> [LIST OF TASKS]
**a.** In the trucking rules article, how many hours off-duty must drivers spend before using the restart to begin a new work week?
**b.** Carry on the trucking rules article from the point where it stops.

> [TEXT EXCERPT]
[start]
Congress sidelined, perhaps permanently, efforts to make truckers spend two back-to-back 1 a.m.-5-a.m. periods off-duty before starting a new work week under hours of service rules. Coming up the on-ramp are final rules that establish a federal clearinghouse for driver alcohol and drug test results and for the first time set national training standards for new truck drivers.
These aren't "midnight rules" rushed out before the inauguration of a new president — and the installation of a new transportation secretary — but regulations that have been in the works for more than a decade.
The rules will have a significant impact on truck drivers, and therefore on the companies that employ them and the shippers whose freight they haul. For the first time, commercial driver license applications will have to spend a minimum amount of time behind the wheel to get a CDL, and potential employers will have access, once granted permission, to drug and alcohol test results of prospective employees.
Eventually, the new rules may tighten the pool of available drivers, or at least contribute to what some forecast will be a larger driver shortage. The release of the new rules also show the regulatory wheels continue to turn in Washington, DC, during the presidential transition. It's Congress, however, not the outgoing Obama administration, that is calling regulatory shots, directly and indirectly.
Congress put the “1-5” requirements of the 2013 hours of service rules on a close-to-permanent hold in its $1.1 trillion continuing resolution, which President Obama signed into law last week.
The funding law included language denying any money to implement or enforce those requirements until a final report is released by the Department of Transportation and reviewed and approved by the transportation secretary and the DOT inspector general.
The law went further, specifying that unless the secretary and the IG agree the suspended rules show “statistically significant improvement in all outcomes related to safety, operator fatigue, driver health and longevity, and work schedules,” the original pre-2013 restart rules would be restored. The DOT must submit its study, originally due in 2015, to the US House and Senate.
Trucking interests applauded the apparent demise of the 2013 addition to the HOS rules, which often extended a driver’s weekly off-duty restart period well beyond 34 hours.
“The changes to the restart could have been devastating to my fleet and thousands of other trucking companies across the country,” Kevin Burch, president of Jet Express Inc. in Dayton, Ohio, and current chairman of the American Trucking Associations, said in a statement.
The reversion to the pre-2013 restart rules will help carriers dodge the loss of productivity they reported in 2013 and 2014, when the rule was in place. Congress suspended the restart changes introduced in 2013 in its fiscal 2015 appropriations act, pending further study.
Since then, truckers have been working under the original restart rules, which were introduced in 2003, ostensibly to give drivers greater control over their time and to get them home faster. Drivers can use the restart to begin a new work week after 34 hours off-duty, and use the restart more than once during a week — say if they are sidelined by repairs for more than 34 hours.
The Teamsters and congressional Democrats opposed the HOS “fix” in the funding law but weren’t able to remove it. “At a time when 4,000 people lose their lives annually and 100,000 are injured due to large truck crashes, it is imperative that Congress do more, not less, to improve safety on the roads,” Sen. Cory Booker, D-NJ, said in a statement.
[end]
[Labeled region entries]
[start]
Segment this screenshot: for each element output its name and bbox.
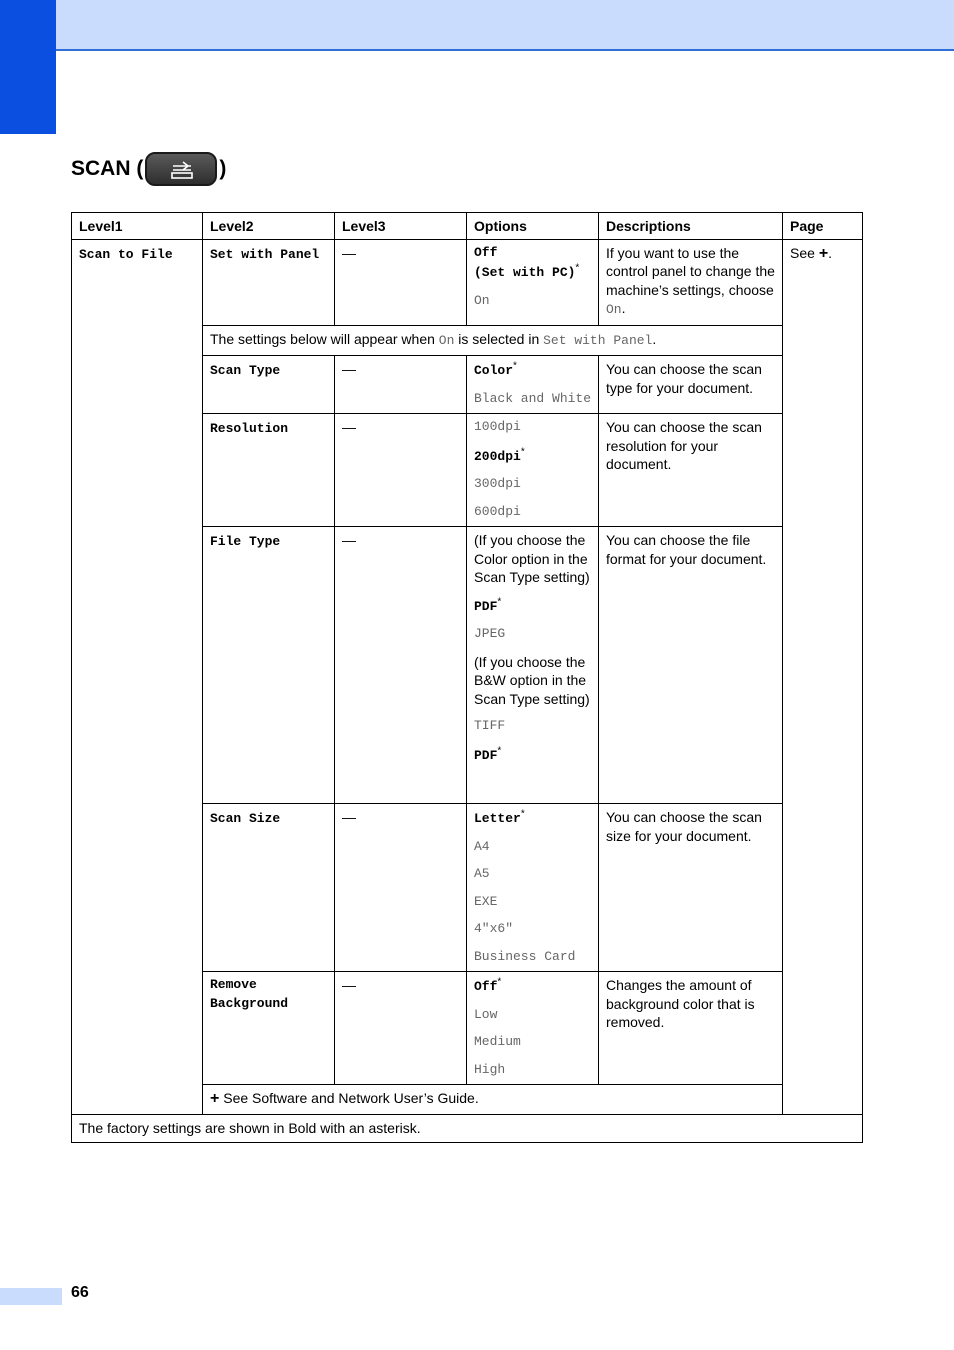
header-band	[0, 0, 954, 51]
scan-settings-table	[71, 212, 863, 1143]
level1-scan-to-file: Scan to File	[79, 246, 173, 262]
option-exe: EXE	[474, 893, 498, 909]
plus-symbol: +	[210, 1090, 220, 1107]
section-heading	[71, 150, 226, 188]
description-end: .	[621, 300, 626, 316]
level2-cell	[203, 356, 335, 414]
option-high: High	[474, 1061, 506, 1077]
option-color: Color	[474, 363, 514, 378]
section-title-close: )	[219, 157, 227, 180]
level2-scan-size: Scan Size	[210, 811, 281, 826]
option-tiff: TIFF	[474, 718, 506, 733]
chapter-tab	[0, 0, 56, 134]
option-on: On	[474, 292, 490, 308]
plus-symbol: +	[818, 244, 829, 262]
default-asterisk: *	[497, 595, 502, 607]
note-code-2: Set with Panel	[543, 332, 653, 348]
note-code-1: On	[438, 332, 455, 348]
level2-remove: Remove	[210, 977, 257, 992]
level3-cell: —	[335, 414, 467, 527]
option-jpeg: JPEG	[474, 626, 506, 641]
option-300dpi: 300dpi	[474, 476, 521, 491]
options-cell	[467, 527, 599, 804]
level3-cell: —	[335, 972, 467, 1085]
option-a4: A4	[474, 838, 490, 854]
header-level3: Level3	[335, 213, 467, 240]
description-cell: You can choose the file format for your document.	[599, 527, 783, 804]
header-level1: Level1	[72, 213, 203, 240]
note-text-1: The settings below will appear when	[210, 330, 439, 347]
header-options: Options	[467, 213, 599, 240]
level1-cell	[72, 239, 203, 1114]
table-row	[72, 239, 863, 325]
page-cell	[783, 239, 863, 1114]
note-cell	[203, 325, 783, 356]
default-asterisk: *	[513, 360, 517, 372]
level2-cell	[203, 804, 335, 972]
header-level2: Level2	[203, 213, 335, 240]
option-100dpi: 100dpi	[474, 419, 521, 434]
header-page: Page	[783, 213, 863, 240]
description-cell: Changes the amount of background color that is removed.	[599, 972, 783, 1085]
option-letter: Letter	[474, 811, 521, 826]
option-set-with-pc: (Set with PC)	[474, 265, 576, 280]
default-asterisk: *	[497, 976, 502, 988]
option-a5: A5	[474, 866, 490, 881]
level2-file-type: File Type	[210, 534, 281, 549]
option-4x6: 4"x6"	[474, 921, 514, 936]
option-note-bw: (If you choose the B&W option in the Scan Type setting)	[474, 653, 590, 707]
description-code: On	[606, 302, 622, 317]
page-see-end: .	[828, 244, 833, 261]
options-cell	[467, 239, 599, 325]
default-asterisk: *	[497, 744, 502, 756]
description-cell: You can choose the scan size for your document.	[599, 804, 783, 972]
level2-background: Background	[210, 995, 289, 1011]
option-low: Low	[474, 1006, 498, 1022]
option-black-and-white: Black and White	[474, 390, 592, 406]
level3-cell: —	[335, 239, 467, 325]
option-600dpi: 600dpi	[474, 503, 521, 519]
option-off: Off	[474, 244, 498, 260]
description-text: If you want to use the control panel to change the machine’s settings, choose	[606, 244, 775, 298]
option-200dpi: 200dpi	[474, 448, 521, 464]
scan-tray-icon	[145, 152, 217, 186]
table-footnote-row	[72, 1114, 863, 1143]
description-cell: You can choose the scan resolution for your document.	[599, 414, 783, 527]
footnote-cell	[203, 1085, 863, 1115]
default-asterisk: *	[520, 808, 525, 820]
level3-cell: —	[335, 804, 467, 972]
options-cell	[467, 356, 599, 414]
level2-cell	[203, 972, 335, 1085]
section-title: SCAN (	[71, 157, 144, 180]
options-cell	[467, 972, 599, 1085]
option-pdf-bw: PDF	[474, 747, 498, 763]
level2-scan-type: Scan Type	[210, 363, 281, 378]
options-cell	[467, 804, 599, 972]
level2-cell	[203, 239, 335, 325]
level2-resolution: Resolution	[210, 421, 289, 436]
default-asterisk: *	[575, 262, 580, 274]
level2-cell	[203, 414, 335, 527]
page-see: See	[790, 244, 819, 261]
option-off: Off	[474, 979, 498, 994]
level3-cell: —	[335, 527, 467, 804]
footnote-cell: The factory settings are shown in Bold with an asterisk.	[72, 1114, 863, 1143]
level3-cell: —	[335, 356, 467, 414]
note-text-2: is selected in	[454, 330, 544, 347]
level2-cell	[203, 527, 335, 804]
note-text-3: .	[652, 330, 657, 347]
default-asterisk: *	[520, 445, 525, 457]
footer-bar	[0, 1288, 62, 1305]
option-pdf: PDF	[474, 598, 498, 614]
level2-set-with-panel: Set with Panel	[210, 246, 320, 262]
option-note-color: (If you choose the Color option in the Scan Type setting)	[474, 532, 590, 585]
page-number: 66	[71, 1284, 89, 1301]
description-cell	[599, 239, 783, 325]
options-cell	[467, 414, 599, 527]
option-business-card: Business Card	[474, 948, 576, 964]
option-medium: Medium	[474, 1034, 521, 1049]
header-descriptions: Descriptions	[599, 213, 783, 240]
table-header-row	[72, 213, 863, 240]
footnote-text: See Software and Network User’s Guide.	[219, 1090, 479, 1106]
description-cell: You can choose the scan type for your document.	[599, 356, 783, 414]
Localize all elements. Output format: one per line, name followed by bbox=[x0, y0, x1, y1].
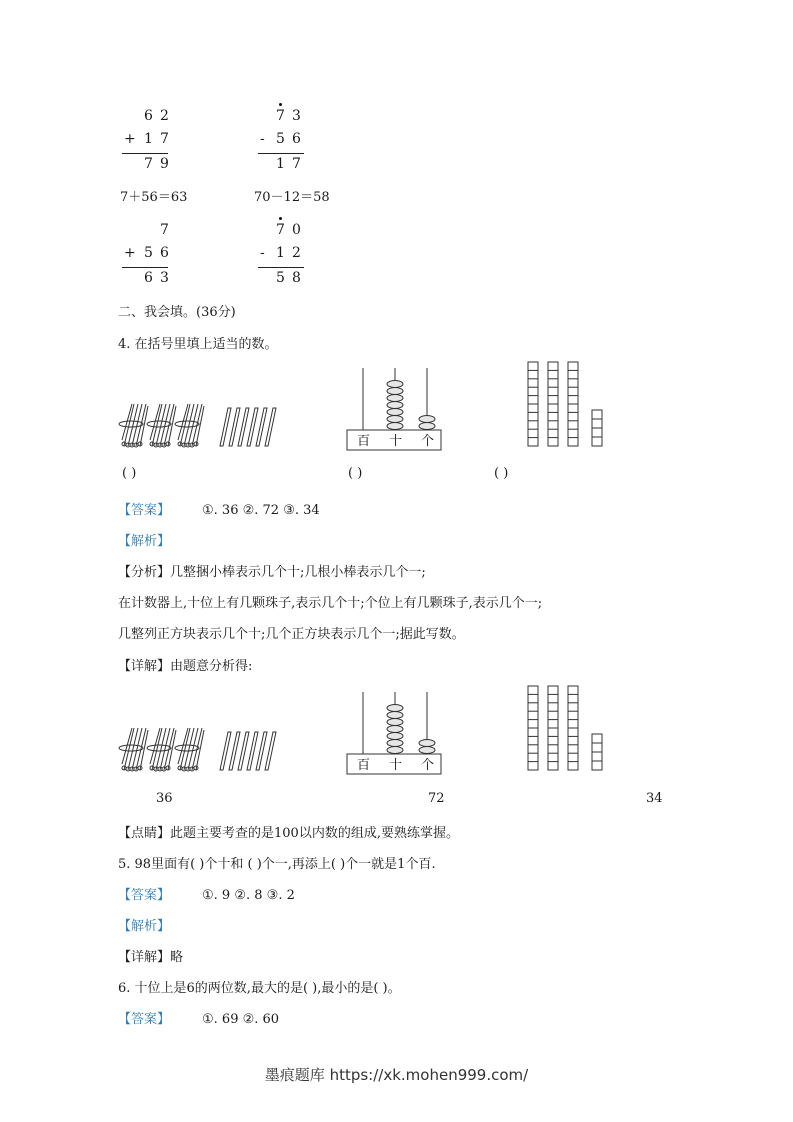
[end]
> [TASK-BY-TASK OUTPUTS]
**a.** 34 hours.

**b.**
Congress also mandated both of the new driver-related regulations in the 2012 Moving Ahead for Progress in the 21st Century Act, or MAP-21. The 2012 highway spending bill has fueled several regulatory initiatives, including the electronic logging mandate that takes effect Dec. 18, 2017, and the truck driver coercion rule, which applies to shippers as well as carriers.
The Federal Motor Carrier Safety Administration’s drug and alcohol clearinghouse will create a central database of drug and alcohol testing violations by holders of commercial driver’s licenses, eliminating the need for employers to rely on self-reporting by drivers when they apply for a job. The clearinghouse, which must be established, is set to open in January 2020.
Once that data bank is open, drivers that fail tests or use illegal substances will have a harder time getting behind the wheel of a truck. However, this could contribute to forces shrinking the pool of available truck drivers, which over time could push up costs.
The final rule on minimum driver-training standards applies to new drivers applying for commercial driver licenses for the first time and to experienced drivers upgrading their licenses from Class B to Class A or seeking the endorsement needed to haul hazardous materials.
Class A CDL driver-trainees would need a minimum of 30 hours of behind-the-wheel training, Class B trainees would need a minimum of 15 hours behind the wheel, in addition to passing a test demonstrating basic knowledge.
Many commentators, including the American Trucking Associations, which took part in the rulemaking, opposed requiring a minimum number of behind-the-wheels hours, supporting instead a performance-based test. Others, including the Owner-Operator Independent Drivers Association, would have preferred “significantly more robust training requirements,” but saw the 30-hour requirement as “a necessary first step.”
The compliance deadline for meeting the training standards also is Feb. 7, 2020, which gives states, the FMCSA, and training providers three years to prepare. At that time, individuals who fall under the rule will have to complete a prescribed program of classroom and behind-the-wheel instruction provided by an entity listed on FMCSA's Training Provider Registry.
Those entities will notify the FMCSA electronically that an individual completed the required training. The FMCSA anticipates savings not only in safety, as a result of reduced crashes, but in areas such as fuel economy, thanks to better training and more efficient operations.
The concept of a national minimum training standard has been kicked around for years. Consumer Advocacy Groups including Citizens for Reliable and Safe Highways long called on DOT to set training standards, and sought a court order against DOT in 2002. FMCSA first issued a rule in 2004 and then proposed another in 2007 after another court challenge.
That second proposed rule was withdrawn after Congress ordered action in MAP-21, to be replaced by a rule reached through a negotiation with industry and consumer groups.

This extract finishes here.